Listed entries ::
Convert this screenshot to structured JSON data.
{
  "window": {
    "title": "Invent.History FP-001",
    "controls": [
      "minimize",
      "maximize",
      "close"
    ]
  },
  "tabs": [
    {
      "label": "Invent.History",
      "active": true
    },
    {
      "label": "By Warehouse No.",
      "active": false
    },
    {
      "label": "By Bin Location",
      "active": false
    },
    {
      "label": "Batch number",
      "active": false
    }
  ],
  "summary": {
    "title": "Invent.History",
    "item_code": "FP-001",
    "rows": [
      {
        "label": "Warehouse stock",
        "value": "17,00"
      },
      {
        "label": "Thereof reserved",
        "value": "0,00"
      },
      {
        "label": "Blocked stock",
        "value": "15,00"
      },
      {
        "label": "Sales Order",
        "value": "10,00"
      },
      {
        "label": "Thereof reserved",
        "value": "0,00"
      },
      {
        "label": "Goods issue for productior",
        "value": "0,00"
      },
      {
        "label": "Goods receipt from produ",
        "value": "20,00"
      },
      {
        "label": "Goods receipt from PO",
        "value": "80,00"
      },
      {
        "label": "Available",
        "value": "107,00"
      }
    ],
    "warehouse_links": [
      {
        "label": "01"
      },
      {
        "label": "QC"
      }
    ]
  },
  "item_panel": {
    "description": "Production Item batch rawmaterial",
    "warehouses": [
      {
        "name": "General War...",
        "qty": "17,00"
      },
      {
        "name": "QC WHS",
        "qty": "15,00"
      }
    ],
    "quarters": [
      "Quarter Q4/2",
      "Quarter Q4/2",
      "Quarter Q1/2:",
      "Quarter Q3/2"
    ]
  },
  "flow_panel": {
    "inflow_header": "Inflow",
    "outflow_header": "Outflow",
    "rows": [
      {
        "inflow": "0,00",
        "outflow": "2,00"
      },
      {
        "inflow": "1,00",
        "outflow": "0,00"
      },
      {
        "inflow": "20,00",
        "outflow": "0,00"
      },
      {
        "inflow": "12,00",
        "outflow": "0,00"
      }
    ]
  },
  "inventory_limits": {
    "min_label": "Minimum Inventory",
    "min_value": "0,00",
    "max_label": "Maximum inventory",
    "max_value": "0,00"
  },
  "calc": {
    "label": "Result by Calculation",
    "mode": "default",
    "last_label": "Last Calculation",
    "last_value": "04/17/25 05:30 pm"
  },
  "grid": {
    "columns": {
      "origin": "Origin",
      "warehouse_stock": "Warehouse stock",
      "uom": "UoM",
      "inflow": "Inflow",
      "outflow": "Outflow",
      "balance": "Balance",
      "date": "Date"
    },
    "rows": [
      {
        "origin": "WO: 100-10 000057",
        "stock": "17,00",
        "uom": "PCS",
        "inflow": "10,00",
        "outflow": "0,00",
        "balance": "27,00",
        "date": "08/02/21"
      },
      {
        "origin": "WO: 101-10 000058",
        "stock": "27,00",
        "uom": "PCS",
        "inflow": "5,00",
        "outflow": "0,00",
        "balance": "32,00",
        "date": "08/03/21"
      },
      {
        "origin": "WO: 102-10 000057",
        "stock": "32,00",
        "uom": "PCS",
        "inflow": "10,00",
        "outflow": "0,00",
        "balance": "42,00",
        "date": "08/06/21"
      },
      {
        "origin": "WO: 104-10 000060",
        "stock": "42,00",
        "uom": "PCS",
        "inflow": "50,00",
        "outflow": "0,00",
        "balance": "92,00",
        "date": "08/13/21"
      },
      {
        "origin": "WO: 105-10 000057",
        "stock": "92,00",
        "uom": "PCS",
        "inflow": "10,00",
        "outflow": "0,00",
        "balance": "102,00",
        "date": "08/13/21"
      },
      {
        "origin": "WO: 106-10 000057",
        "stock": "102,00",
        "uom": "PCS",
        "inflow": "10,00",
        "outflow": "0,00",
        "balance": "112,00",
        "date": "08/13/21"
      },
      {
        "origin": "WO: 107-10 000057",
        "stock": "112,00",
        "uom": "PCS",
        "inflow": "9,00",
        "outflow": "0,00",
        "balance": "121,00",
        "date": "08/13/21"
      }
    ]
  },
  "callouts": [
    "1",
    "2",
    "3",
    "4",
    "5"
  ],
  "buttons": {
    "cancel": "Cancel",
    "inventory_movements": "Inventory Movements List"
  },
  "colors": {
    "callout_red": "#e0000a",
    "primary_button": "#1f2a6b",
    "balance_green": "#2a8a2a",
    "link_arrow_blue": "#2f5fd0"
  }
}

Work to be completed :: Copy out each line above, character for character.

Final answer ::
Convert this screenshot to structured JSON data.
{
  "window": {
    "title": "Invent.History FP-001",
    "controls": [
      "minimize",
      "maximize",
      "close"
    ]
  },
  "tabs": [
    {
      "label": "Invent.History",
      "active": true
    },
    {
      "label": "By Warehouse No.",
      "active": false
    },
    {
      "label": "By Bin Location",
      "active": false
    },
    {
      "label": "Batch number",
      "active": false
    }
  ],
  "summary": {
    "title": "Invent.History",
    "item_code": "FP-001",
    "rows": [
      {
        "label": "Warehouse stock",
        "value": "17,00"
      },
      {
        "label": "Thereof reserved",
        "value": "0,00"
      },
      {
        "label": "Blocked stock",
        "value": "15,00"
      },
      {
        "label": "Sales Order",
        "value": "10,00"
      },
      {
        "label": "Thereof reserved",
        "value": "0,00"
      },
      {
        "label": "Goods issue for productior",
        "value": "0,00"
      },
      {
        "label": "Goods receipt from produ",
        "value": "20,00"
      },
      {
        "label": "Goods receipt from PO",
        "value": "80,00"
      },
      {
        "label": "Available",
        "value": "107,00"
      }
    ],
    "warehouse_links": [
      {
        "label": "01"
      },
      {
        "label": "QC"
      }
    ]
  },
  "item_panel": {
    "description": "Production Item batch rawmaterial",
    "warehouses": [
      {
        "name": "General War...",
        "qty": "17,00"
      },
      {
        "name": "QC WHS",
        "qty": "15,00"
      }
    ],
    "quarters": [
      "Quarter Q4/2",
      "Quarter Q4/2",
      "Quarter Q1/2:",
      "Quarter Q3/2"
    ]
  },
  "flow_panel": {
    "inflow_header": "Inflow",
    "outflow_header": "Outflow",
    "rows": [
      {
        "inflow": "0,00",
        "outflow": "2,00"
      },
      {
        "inflow": "1,00",
        "outflow": "0,00"
      },
      {
        "inflow": "20,00",
        "outflow": "0,00"
      },
      {
        "inflow": "12,00",
        "outflow": "0,00"
      }
    ]
  },
  "inventory_limits": {
    "min_label": "Minimum Inventory",
    "min_value": "0,00",
    "max_label": "Maximum inventory",
    "max_value": "0,00"
  },
  "calc": {
    "label": "Result by Calculation",
    "mode": "default",
    "last_label": "Last Calculation",
    "last_value": "04/17/25 05:30 pm"
  },
  "grid": {
    "columns": {
      "origin": "Origin",
      "warehouse_stock": "Warehouse stock",
      "uom": "UoM",
      "inflow": "Inflow",
      "outflow": "Outflow",
      "balance": "Balance",
      "date": "Date"
    },
    "rows": [
      {
        "origin": "WO: 100-10 000057",
        "stock": "17,00",
        "uom": "PCS",
        "inflow": "10,00",
        "outflow": "0,00",
        "balance": "27,00",
        "date": "08/02/21"
      },
      {
        "origin": "WO: 101-10 000058",
        "stock": "27,00",
        "uom": "PCS",
        "inflow": "5,00",
        "outflow": "0,00",
        "balance": "32,00",
        "date": "08/03/21"
      },
      {
        "origin": "WO: 102-10 000057",
        "stock": "32,00",
        "uom": "PCS",
        "inflow": "10,00",
        "outflow": "0,00",
        "balance": "42,00",
        "date": "08/06/21"
      },
      {
        "origin": "WO: 104-10 000060",
        "stock": "42,00",
        "uom": "PCS",
        "inflow": "50,00",
        "outflow": "0,00",
        "balance": "92,00",
        "date": "08/13/21"
      },
      {
        "origin": "WO: 105-10 000057",
        "stock": "92,00",
        "uom": "PCS",
        "inflow": "10,00",
        "outflow": "0,00",
        "balance": "102,00",
        "date": "08/13/21"
      },
      {
        "origin": "WO: 106-10 000057",
        "stock": "102,00",
        "uom": "PCS",
        "inflow": "10,00",
        "outflow": "0,00",
        "balance": "112,00",
        "date": "08/13/21"
      },
      {
        "origin": "WO: 107-10 000057",
        "stock": "112,00",
        "uom": "PCS",
        "inflow": "9,00",
        "outflow": "0,00",
        "balance": "121,00",
        "date": "08/13/21"
      }
    ]
  },
  "callouts": [
    "1",
    "2",
    "3",
    "4",
    "5"
  ],
  "buttons": {
    "cancel": "Cancel",
    "inventory_movements": "Inventory Movements List"
  },
  "colors": {
    "callout_red": "#e0000a",
    "primary_button": "#1f2a6b",
    "balance_green": "#2a8a2a",
    "link_arrow_blue": "#2f5fd0"
  }
}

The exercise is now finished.